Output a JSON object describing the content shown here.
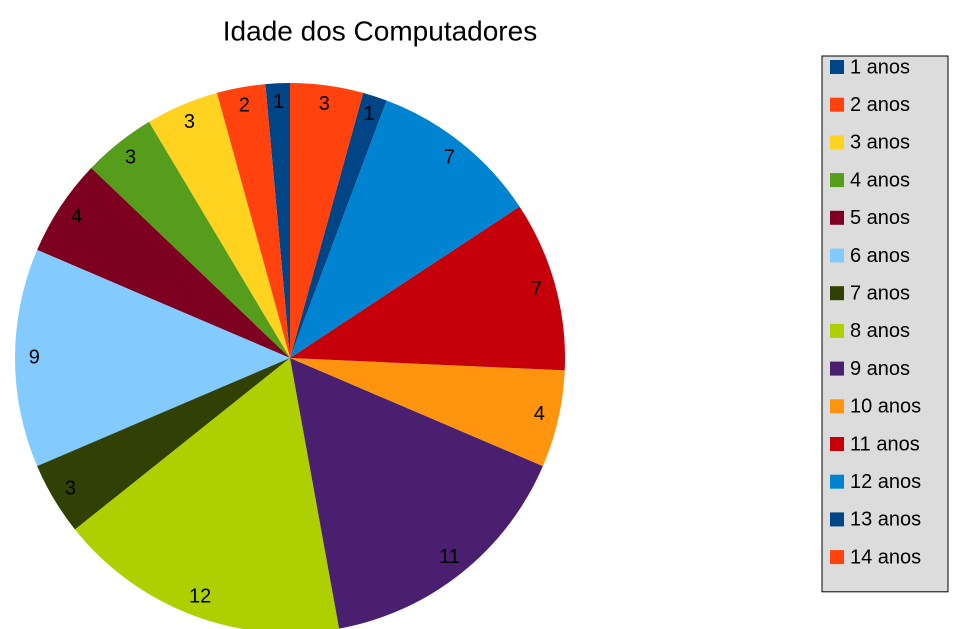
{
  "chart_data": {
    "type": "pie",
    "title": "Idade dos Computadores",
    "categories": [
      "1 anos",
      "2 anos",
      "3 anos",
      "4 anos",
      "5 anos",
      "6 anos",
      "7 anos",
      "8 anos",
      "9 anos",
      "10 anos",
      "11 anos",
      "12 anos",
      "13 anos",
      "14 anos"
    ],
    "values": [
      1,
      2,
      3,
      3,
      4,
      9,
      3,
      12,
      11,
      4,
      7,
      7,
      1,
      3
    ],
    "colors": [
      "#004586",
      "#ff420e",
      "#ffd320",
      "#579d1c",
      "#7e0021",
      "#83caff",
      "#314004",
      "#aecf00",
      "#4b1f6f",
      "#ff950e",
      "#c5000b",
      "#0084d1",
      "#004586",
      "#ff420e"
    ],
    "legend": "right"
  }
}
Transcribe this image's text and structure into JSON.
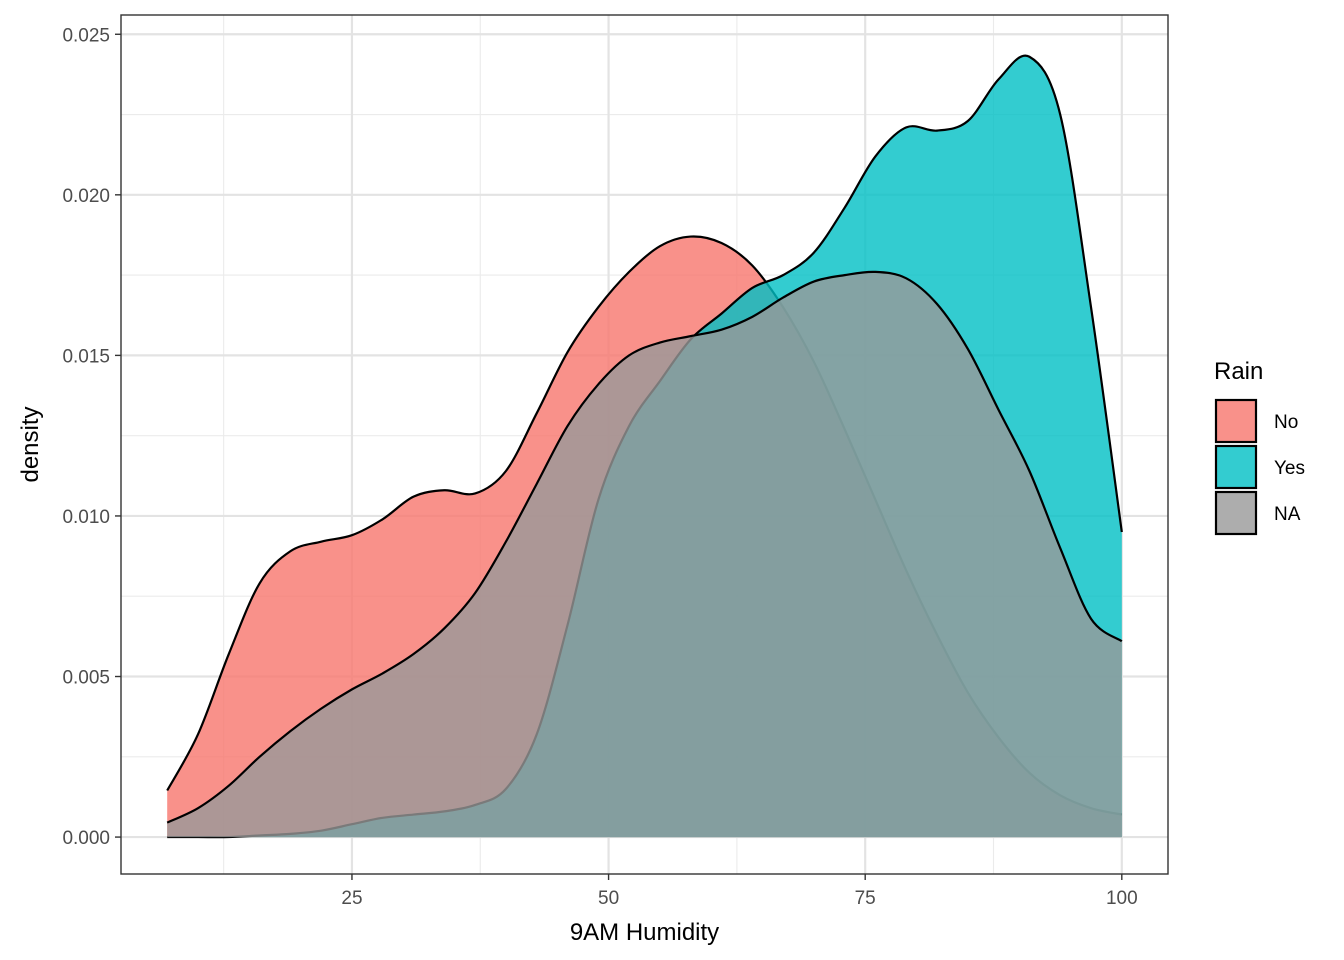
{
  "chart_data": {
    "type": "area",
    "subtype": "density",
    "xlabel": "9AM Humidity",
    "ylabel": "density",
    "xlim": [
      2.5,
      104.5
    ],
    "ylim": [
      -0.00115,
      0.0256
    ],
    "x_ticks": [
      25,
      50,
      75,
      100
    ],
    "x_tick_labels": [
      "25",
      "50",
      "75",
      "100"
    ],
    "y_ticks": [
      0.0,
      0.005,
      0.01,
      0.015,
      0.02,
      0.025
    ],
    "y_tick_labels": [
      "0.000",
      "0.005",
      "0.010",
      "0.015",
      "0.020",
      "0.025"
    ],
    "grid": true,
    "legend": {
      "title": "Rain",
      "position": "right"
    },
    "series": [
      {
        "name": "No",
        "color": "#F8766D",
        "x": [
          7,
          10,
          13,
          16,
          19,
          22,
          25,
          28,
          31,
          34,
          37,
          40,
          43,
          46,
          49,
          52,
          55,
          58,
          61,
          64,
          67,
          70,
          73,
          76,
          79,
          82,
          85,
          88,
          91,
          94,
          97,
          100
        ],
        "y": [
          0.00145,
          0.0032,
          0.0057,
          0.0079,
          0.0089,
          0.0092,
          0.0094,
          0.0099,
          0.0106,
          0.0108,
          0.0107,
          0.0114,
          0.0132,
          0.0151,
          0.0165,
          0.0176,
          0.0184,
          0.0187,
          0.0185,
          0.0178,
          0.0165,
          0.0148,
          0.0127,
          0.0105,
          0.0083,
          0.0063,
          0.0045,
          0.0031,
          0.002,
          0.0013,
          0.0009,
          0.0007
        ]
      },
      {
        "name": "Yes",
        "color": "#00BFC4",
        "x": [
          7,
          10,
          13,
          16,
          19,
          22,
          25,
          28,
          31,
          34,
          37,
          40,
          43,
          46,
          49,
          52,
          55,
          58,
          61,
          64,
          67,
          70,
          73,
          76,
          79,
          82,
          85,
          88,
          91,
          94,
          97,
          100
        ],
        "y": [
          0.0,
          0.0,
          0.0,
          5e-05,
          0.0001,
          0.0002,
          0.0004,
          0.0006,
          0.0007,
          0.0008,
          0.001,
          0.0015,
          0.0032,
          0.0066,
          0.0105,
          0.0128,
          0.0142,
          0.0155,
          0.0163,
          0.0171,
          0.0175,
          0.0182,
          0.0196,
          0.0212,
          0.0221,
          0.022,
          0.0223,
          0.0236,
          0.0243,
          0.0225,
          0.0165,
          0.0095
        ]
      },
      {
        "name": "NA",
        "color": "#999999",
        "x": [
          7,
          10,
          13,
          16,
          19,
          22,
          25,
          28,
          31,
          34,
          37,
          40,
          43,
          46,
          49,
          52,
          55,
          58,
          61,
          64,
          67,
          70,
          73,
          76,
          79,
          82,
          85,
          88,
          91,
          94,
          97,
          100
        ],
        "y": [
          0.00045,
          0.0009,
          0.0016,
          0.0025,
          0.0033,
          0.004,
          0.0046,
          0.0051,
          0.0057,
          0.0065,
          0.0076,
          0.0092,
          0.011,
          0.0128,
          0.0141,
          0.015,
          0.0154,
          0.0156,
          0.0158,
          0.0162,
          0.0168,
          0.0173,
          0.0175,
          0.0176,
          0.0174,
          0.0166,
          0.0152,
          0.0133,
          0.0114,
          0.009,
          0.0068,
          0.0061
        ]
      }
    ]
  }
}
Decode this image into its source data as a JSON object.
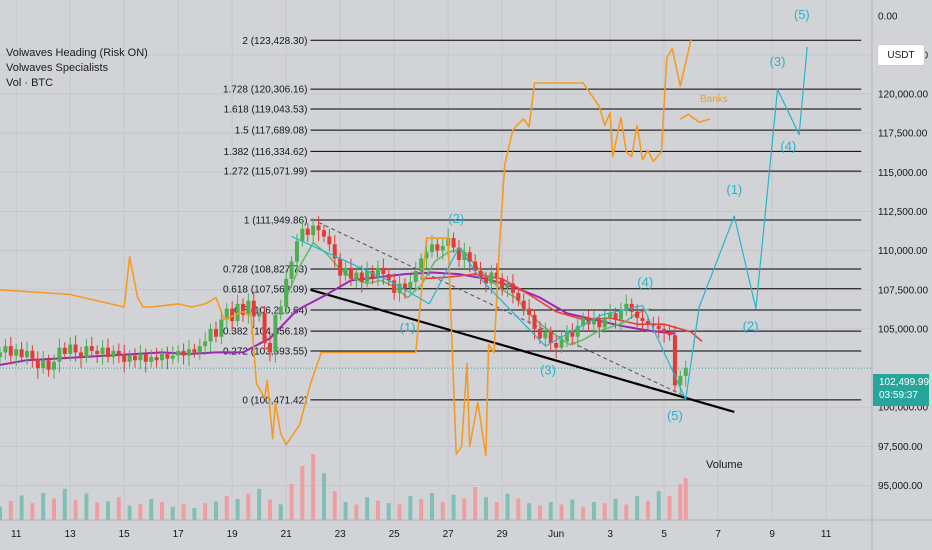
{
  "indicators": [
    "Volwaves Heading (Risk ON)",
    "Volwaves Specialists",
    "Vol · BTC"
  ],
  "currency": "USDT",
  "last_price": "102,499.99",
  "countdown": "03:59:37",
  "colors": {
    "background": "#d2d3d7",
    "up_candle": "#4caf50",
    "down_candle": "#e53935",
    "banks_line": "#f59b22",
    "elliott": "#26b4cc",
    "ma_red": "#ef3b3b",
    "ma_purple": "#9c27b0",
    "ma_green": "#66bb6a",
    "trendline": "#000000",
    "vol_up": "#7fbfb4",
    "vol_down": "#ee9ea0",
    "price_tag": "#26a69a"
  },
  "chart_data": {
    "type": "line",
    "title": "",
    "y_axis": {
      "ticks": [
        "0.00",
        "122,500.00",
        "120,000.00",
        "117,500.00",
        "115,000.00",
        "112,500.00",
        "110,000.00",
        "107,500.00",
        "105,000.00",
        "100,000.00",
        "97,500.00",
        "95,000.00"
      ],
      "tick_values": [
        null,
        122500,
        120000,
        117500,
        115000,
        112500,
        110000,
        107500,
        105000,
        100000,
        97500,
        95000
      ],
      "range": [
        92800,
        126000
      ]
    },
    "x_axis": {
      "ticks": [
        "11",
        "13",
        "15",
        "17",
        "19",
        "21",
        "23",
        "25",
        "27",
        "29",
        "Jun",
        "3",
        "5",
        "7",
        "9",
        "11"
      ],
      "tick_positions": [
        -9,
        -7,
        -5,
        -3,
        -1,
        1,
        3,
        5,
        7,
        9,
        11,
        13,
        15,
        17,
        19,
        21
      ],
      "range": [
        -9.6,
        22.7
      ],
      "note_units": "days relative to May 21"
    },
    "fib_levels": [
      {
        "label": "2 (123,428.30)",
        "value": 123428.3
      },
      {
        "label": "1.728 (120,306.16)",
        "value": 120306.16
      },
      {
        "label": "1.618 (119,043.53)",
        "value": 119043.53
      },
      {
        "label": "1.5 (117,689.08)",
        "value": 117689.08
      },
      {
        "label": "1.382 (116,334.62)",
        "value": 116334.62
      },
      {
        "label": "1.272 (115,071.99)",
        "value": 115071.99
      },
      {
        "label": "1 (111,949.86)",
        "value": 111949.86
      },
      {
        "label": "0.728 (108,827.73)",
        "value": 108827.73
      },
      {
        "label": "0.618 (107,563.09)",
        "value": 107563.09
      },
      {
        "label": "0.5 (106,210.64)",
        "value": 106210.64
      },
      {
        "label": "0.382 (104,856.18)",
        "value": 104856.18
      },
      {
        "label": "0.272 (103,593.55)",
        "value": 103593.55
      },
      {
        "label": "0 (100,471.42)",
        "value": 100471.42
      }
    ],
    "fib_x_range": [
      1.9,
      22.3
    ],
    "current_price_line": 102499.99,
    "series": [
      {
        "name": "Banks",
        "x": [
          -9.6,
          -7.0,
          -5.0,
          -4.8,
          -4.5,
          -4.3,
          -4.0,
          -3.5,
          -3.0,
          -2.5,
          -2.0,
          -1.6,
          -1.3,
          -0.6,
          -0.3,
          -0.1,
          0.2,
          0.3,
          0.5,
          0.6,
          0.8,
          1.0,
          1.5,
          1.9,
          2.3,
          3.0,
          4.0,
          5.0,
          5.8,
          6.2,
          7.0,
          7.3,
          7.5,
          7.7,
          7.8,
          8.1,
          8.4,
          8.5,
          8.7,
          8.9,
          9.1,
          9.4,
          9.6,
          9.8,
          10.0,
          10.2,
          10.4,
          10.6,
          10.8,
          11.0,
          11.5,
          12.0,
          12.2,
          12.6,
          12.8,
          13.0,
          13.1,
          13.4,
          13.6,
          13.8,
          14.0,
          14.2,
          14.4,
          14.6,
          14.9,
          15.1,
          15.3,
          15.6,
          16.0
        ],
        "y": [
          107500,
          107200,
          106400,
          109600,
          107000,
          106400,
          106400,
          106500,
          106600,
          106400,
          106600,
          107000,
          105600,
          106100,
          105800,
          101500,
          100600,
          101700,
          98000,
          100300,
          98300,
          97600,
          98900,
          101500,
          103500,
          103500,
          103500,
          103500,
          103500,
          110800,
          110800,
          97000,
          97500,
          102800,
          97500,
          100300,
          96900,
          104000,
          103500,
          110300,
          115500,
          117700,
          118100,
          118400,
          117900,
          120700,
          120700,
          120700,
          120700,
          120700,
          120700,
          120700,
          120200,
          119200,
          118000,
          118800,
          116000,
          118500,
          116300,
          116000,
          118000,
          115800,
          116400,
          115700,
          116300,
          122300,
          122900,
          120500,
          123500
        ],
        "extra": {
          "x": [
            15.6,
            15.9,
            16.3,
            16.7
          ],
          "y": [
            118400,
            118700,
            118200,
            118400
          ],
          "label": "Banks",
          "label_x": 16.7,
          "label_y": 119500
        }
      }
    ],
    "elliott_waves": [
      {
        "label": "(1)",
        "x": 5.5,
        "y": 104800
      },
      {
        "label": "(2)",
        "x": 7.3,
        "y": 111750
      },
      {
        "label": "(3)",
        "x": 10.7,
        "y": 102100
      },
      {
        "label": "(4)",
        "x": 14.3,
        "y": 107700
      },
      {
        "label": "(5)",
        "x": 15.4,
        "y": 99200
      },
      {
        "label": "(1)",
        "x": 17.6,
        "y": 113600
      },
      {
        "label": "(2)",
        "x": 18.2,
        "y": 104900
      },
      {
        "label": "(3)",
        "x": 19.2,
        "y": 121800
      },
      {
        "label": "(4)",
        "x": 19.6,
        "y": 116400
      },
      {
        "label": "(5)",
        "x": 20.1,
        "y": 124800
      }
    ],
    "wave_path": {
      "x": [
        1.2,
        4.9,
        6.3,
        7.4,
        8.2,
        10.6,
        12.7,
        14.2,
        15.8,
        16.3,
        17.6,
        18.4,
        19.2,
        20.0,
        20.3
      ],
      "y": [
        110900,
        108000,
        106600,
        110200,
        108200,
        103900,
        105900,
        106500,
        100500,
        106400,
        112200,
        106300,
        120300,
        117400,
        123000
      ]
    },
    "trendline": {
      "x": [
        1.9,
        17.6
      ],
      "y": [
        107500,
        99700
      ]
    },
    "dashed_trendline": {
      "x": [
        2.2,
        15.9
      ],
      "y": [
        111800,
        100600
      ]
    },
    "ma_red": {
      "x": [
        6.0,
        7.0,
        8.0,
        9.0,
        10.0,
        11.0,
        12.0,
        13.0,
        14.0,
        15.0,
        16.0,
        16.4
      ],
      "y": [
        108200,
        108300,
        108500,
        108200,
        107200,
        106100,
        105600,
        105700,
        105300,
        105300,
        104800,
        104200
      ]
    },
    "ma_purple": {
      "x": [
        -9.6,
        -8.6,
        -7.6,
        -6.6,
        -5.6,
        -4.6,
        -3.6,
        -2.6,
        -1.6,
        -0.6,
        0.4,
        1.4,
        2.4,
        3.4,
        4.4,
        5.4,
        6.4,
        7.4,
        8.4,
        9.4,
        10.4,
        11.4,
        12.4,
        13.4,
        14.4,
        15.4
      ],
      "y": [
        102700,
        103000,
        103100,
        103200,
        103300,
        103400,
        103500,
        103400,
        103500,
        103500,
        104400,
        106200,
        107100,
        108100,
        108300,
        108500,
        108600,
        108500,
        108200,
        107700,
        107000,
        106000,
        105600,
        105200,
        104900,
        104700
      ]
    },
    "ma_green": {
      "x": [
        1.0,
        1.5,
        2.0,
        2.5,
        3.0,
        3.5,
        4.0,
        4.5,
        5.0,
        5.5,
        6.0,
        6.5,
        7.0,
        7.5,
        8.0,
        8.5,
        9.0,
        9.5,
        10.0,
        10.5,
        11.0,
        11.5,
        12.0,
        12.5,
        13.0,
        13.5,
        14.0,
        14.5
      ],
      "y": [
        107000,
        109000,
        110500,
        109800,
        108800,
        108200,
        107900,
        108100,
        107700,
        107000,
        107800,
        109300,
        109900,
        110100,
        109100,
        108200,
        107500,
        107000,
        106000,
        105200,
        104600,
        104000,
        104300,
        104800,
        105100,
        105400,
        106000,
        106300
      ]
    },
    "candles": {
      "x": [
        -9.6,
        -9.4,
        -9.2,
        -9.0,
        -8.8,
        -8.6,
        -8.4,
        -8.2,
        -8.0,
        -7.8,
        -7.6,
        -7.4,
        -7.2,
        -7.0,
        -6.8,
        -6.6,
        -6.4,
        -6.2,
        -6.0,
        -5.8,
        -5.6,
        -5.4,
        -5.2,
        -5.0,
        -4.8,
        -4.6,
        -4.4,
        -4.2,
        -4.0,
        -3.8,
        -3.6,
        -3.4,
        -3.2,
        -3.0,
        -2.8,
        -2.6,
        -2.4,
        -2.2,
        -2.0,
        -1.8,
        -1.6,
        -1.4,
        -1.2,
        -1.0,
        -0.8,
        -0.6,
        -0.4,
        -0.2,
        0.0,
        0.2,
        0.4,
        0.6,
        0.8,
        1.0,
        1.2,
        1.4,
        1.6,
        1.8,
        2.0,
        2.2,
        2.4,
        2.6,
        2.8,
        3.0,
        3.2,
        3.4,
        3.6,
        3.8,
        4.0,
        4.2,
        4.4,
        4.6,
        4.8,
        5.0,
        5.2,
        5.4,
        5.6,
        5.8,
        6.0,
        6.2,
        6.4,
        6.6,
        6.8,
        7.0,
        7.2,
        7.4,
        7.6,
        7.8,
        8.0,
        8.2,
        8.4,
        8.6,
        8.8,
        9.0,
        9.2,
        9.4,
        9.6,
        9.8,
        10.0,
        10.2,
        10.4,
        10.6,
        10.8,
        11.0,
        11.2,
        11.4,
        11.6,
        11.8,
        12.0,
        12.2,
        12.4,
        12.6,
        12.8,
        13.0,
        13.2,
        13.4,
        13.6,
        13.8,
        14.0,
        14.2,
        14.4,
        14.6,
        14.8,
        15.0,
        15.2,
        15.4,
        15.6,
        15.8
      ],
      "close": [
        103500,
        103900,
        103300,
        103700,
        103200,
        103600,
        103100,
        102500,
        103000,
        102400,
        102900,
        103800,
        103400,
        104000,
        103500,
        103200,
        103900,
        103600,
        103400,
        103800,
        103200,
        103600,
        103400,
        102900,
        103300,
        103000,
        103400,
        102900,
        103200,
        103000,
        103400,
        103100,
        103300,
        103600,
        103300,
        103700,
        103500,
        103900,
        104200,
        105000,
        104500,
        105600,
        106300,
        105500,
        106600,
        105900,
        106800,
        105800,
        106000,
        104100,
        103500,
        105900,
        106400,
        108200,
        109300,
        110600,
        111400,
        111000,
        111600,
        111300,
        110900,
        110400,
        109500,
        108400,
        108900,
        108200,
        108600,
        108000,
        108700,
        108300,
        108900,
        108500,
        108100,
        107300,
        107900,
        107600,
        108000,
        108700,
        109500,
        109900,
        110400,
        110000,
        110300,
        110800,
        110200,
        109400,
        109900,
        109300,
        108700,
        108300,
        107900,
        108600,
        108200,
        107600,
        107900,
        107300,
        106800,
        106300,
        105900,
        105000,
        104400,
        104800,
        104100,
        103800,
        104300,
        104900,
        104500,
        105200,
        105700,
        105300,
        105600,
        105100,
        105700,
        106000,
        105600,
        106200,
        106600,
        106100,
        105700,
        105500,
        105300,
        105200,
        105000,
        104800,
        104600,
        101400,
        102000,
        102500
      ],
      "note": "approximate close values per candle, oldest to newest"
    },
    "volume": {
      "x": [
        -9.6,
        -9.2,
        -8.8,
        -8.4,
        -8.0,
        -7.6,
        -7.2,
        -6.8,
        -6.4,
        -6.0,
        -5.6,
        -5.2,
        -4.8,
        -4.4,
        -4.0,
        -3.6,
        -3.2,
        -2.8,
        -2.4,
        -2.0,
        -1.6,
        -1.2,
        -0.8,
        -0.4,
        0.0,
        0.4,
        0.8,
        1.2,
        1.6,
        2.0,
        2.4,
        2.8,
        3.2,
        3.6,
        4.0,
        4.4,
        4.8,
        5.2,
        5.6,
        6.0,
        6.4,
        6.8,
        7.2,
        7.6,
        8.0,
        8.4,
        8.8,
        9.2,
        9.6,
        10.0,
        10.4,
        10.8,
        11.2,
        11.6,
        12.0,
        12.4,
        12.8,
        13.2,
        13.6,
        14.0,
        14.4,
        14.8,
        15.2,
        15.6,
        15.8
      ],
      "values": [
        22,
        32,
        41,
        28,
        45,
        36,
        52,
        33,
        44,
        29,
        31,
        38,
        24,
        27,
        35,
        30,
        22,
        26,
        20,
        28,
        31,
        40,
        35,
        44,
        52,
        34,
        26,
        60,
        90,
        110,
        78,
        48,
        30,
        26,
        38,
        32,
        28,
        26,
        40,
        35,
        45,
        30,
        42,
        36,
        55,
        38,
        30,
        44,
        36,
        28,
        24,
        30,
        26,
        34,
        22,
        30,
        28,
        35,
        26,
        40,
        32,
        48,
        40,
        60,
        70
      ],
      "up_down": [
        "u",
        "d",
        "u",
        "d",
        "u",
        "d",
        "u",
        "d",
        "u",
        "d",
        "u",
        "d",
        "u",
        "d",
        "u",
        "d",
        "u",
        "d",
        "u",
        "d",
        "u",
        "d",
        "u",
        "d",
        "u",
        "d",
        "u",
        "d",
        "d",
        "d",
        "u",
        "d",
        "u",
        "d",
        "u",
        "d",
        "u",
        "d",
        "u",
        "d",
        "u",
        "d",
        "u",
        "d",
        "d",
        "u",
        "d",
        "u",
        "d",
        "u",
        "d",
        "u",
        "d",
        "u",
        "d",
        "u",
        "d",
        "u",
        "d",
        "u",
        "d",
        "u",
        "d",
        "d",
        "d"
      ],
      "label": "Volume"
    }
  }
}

+++++

From the entries above, collect every line with the string "this" in it.

Transcribe this image's text and structure into JSON.
Decode this image into its source data as a JSON object.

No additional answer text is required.